## DIRECTIONS
Render the records from the line with "birth-date: * 20.08.1956" to the line with "announcement-line: Nach kurzer" as a Markdown table with the columns n and Line, numbering each line in its own row and skipping blank lines.

## RECORDS TO PROCESS
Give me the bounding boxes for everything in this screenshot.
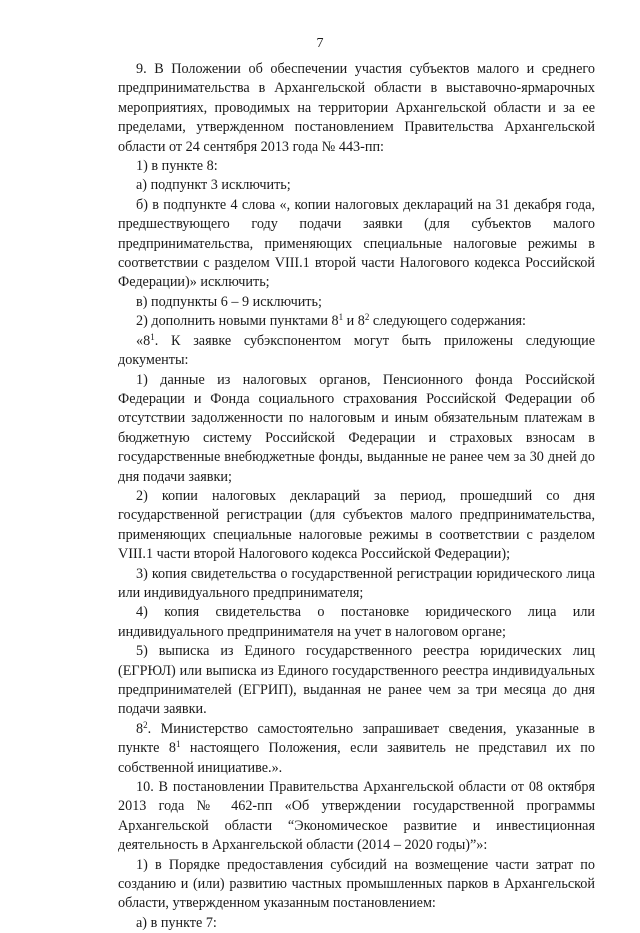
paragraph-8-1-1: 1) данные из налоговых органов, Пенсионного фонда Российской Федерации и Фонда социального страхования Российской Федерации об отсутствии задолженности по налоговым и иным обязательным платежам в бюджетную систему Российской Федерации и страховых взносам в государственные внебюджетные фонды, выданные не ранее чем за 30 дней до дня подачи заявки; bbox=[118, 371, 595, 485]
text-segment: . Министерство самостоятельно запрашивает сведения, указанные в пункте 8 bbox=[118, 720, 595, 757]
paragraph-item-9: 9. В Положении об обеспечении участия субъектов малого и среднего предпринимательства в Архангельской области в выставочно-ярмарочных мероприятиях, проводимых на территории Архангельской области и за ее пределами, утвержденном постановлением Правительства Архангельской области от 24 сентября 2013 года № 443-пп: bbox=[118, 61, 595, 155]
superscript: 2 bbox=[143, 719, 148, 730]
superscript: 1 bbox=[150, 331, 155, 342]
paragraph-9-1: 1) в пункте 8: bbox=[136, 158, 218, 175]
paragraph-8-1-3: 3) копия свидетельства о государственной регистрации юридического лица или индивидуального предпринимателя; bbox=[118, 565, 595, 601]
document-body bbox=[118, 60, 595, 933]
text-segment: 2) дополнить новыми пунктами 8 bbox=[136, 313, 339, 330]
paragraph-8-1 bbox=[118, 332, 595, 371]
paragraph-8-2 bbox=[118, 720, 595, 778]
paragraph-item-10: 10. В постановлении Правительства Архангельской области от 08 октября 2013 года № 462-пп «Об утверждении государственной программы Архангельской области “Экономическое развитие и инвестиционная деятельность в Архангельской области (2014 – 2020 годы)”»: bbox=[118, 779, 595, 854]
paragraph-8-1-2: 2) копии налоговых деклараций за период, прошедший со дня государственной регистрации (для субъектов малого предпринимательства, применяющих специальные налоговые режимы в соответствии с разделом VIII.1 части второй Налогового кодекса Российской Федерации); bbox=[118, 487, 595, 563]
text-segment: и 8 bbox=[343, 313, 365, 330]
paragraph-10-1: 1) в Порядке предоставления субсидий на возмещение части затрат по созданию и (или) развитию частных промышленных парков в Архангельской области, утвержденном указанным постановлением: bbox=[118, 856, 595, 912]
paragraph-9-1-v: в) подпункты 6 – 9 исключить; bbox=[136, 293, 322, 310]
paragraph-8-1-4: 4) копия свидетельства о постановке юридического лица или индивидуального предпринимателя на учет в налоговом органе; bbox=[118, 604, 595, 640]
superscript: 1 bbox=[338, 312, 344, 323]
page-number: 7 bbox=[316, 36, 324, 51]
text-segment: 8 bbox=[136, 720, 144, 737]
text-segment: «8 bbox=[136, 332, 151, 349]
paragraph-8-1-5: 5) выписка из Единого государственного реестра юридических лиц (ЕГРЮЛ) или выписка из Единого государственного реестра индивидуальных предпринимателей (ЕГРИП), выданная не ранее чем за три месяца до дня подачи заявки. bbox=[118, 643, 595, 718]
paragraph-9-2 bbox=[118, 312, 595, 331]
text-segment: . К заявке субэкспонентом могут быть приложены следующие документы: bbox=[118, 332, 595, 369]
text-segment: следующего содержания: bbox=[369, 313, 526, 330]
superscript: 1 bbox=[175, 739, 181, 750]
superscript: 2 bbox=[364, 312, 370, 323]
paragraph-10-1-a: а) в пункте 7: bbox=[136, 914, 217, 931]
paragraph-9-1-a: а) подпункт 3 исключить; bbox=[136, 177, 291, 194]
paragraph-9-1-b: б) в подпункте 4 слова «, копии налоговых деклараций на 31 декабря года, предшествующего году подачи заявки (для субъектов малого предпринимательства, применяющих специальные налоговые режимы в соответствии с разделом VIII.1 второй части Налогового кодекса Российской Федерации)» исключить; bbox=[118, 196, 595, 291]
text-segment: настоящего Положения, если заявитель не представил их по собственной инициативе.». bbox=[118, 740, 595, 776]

==

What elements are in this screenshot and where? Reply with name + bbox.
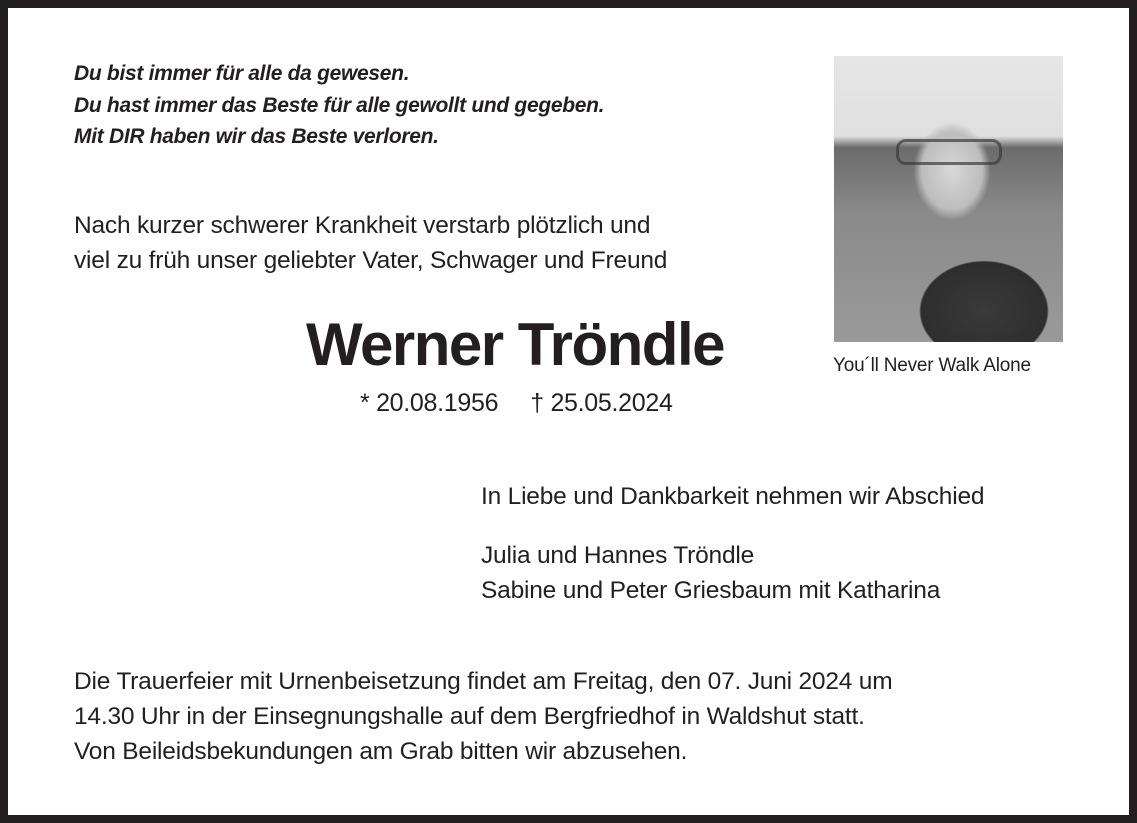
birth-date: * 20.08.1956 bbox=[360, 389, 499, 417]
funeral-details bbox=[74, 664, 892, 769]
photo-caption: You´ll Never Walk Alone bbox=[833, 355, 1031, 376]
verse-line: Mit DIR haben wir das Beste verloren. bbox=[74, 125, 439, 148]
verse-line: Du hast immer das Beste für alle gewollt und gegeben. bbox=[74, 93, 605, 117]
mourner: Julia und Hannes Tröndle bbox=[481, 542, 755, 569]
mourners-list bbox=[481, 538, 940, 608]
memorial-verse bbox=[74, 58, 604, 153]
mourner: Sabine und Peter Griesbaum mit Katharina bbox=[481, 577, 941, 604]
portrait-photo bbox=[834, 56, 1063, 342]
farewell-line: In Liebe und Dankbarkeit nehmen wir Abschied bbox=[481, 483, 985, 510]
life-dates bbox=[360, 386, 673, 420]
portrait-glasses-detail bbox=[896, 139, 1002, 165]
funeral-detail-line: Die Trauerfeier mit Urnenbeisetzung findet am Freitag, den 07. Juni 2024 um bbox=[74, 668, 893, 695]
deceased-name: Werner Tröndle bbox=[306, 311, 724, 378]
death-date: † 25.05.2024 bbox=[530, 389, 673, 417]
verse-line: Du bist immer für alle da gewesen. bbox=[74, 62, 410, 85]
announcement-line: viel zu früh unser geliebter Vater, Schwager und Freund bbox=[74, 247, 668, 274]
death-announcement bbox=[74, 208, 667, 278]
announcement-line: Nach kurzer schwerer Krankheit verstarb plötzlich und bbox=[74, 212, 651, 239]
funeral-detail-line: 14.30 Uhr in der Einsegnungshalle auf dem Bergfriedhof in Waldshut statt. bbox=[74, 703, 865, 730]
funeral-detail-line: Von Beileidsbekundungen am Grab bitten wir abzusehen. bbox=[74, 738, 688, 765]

## REPLY
| n | Line |
|---|---|
| 1 | birth-date: * 20.08.1956 bbox=[360, 389, 499, 417] |
| 2 | funeral-details bbox=[74, 664, 892, 769] |
| 3 | photo-caption: You´ll Never Walk Alone bbox=[833, 355, 1031, 376] |
| 4 | verse-line: Mit DIR haben wir das Beste verloren. bbox=[74, 125, 439, 148] |
| 5 | verse-line: Du hast immer das Beste für alle gewollt und gegeben. bbox=[74, 93, 605, 117] |
| 6 | mourner: Julia und Hannes Tröndle bbox=[481, 542, 755, 569] |
| 7 | mourners-list bbox=[481, 538, 940, 608] |
| 8 | memorial-verse bbox=[74, 58, 604, 153] |
| 9 | mourner: Sabine und Peter Griesbaum mit Katharina bbox=[481, 577, 941, 604] |
| 10 | portrait-photo bbox=[834, 56, 1063, 342] |
| 11 | farewell-line: In Liebe und Dankbarkeit nehmen wir Abschied bbox=[481, 483, 985, 510] |
| 12 | life-dates bbox=[360, 386, 673, 420] |
| 13 | portrait-glasses-detail bbox=[896, 139, 1002, 165] |
| 14 | funeral-detail-line: Die Trauerfeier mit Urnenbeisetzung findet am Freitag, den 07. Juni 2024 um bbox=[74, 668, 893, 695] |
| 15 | deceased-name: Werner Tröndle bbox=[306, 311, 724, 378] |
| 16 | death-date: † 25.05.2024 bbox=[530, 389, 673, 417] |
| 17 | verse-line: Du bist immer für alle da gewesen. bbox=[74, 62, 410, 85] |
| 18 | announcement-line: viel zu früh unser geliebter Vater, Schwager und Freund bbox=[74, 247, 668, 274] |
| 19 | death-announcement bbox=[74, 208, 667, 278] |
| 20 | announcement-line: Nach kurzer schwerer Krankheit verstarb plötzlich und bbox=[74, 212, 651, 239] |